++++ WORKING DATA
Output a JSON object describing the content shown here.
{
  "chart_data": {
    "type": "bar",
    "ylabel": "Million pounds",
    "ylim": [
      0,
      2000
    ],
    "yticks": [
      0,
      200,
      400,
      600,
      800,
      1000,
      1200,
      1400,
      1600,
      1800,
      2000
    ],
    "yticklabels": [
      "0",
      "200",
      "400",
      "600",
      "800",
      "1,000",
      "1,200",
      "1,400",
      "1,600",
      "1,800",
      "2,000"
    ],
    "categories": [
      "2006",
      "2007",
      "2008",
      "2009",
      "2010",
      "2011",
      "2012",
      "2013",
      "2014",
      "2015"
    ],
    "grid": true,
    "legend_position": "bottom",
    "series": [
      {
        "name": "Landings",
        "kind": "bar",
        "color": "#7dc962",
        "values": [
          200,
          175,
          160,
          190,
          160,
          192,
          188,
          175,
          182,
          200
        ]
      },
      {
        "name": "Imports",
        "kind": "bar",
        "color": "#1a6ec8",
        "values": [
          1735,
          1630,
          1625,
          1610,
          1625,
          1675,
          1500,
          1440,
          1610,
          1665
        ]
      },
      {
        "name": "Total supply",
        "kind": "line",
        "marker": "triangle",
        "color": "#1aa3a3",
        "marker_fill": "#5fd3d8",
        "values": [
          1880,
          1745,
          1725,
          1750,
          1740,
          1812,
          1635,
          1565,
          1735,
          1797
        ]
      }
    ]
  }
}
++++++++
• [EXERCISE]:
Return all lines of the material above in which the word "color" occurs.

• [IN RESPONSE]:
        "color": "#7dc962",
        "color": "#1a6ec8",
        "color": "#1aa3a3",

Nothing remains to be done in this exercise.